#### Problem description:
Pull each line holding the word "SPECIAL" from the data.

#### Material:
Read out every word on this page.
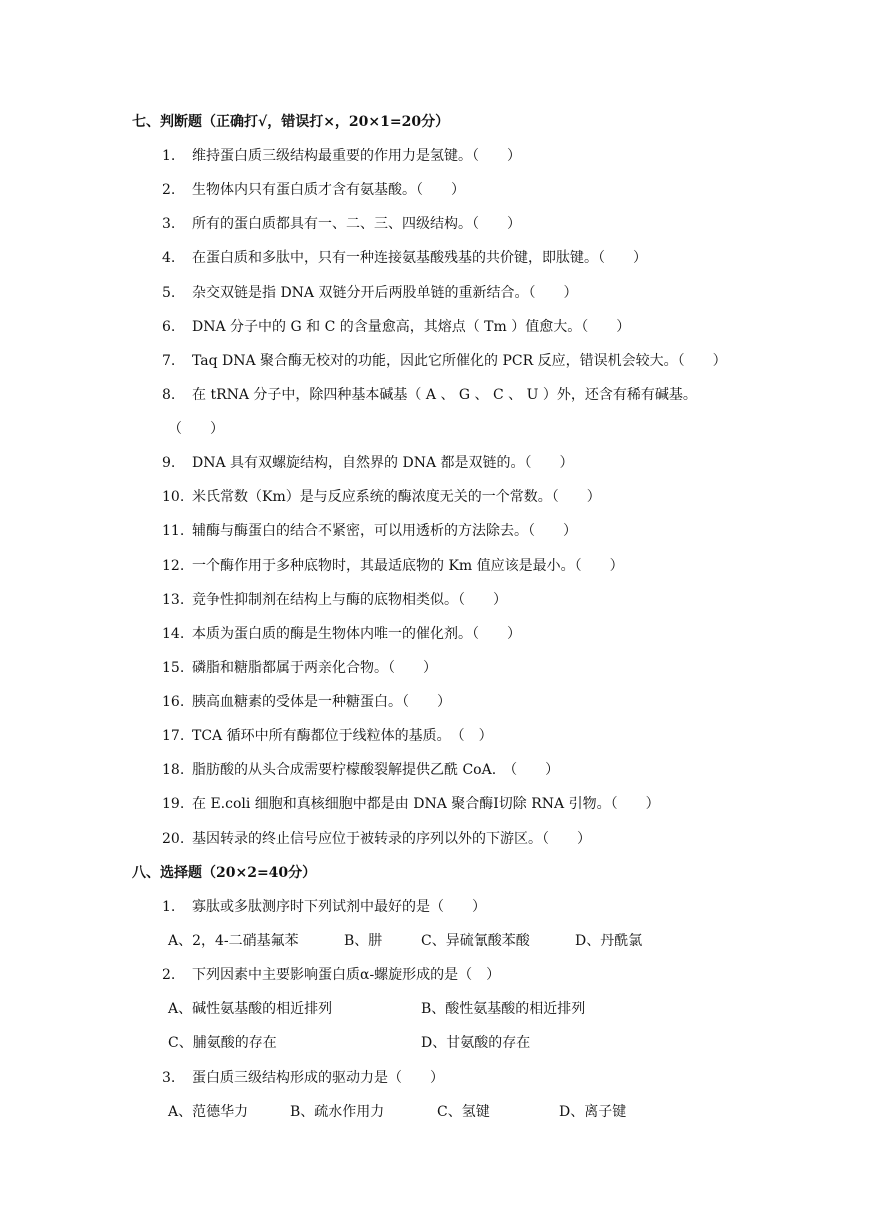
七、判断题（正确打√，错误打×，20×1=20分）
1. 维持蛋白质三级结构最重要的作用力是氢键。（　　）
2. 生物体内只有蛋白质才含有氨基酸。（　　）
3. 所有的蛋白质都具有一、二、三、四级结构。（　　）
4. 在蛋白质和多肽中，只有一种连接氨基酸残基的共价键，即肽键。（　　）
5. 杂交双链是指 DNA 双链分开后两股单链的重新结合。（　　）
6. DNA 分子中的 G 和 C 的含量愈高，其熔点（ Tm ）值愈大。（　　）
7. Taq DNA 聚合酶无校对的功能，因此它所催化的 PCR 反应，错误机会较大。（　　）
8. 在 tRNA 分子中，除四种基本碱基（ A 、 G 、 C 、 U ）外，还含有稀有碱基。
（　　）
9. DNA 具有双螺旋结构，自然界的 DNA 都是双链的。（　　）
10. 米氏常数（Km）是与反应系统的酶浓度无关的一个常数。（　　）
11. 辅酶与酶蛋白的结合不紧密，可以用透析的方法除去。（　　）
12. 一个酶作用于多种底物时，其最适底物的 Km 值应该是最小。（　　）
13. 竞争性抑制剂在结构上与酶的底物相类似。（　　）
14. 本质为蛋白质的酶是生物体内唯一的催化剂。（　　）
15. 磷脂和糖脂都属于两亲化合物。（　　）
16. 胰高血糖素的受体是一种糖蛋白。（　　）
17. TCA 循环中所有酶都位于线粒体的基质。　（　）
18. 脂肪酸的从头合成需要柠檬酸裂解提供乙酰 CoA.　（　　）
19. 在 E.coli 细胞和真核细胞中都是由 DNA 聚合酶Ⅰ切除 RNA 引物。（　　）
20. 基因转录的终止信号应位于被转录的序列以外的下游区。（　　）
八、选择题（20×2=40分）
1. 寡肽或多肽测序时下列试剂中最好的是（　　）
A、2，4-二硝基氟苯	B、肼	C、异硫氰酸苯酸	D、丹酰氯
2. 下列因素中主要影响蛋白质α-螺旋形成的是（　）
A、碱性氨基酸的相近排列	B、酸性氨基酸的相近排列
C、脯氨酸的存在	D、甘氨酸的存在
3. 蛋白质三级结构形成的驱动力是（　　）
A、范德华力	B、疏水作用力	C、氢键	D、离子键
---
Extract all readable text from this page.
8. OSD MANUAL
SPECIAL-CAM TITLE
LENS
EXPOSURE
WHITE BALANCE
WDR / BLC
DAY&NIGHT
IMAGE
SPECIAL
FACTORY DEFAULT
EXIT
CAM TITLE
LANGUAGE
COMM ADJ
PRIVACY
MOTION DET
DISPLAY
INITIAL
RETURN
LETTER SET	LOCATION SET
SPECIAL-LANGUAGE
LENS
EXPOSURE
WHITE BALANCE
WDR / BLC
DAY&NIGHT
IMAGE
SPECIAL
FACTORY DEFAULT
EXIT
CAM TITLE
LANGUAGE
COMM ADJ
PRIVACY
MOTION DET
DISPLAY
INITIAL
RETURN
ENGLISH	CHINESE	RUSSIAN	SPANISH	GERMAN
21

#### Answer:
SPECIAL-CAM TITLE
SPECIAL
SPECIAL-LANGUAGE
SPECIAL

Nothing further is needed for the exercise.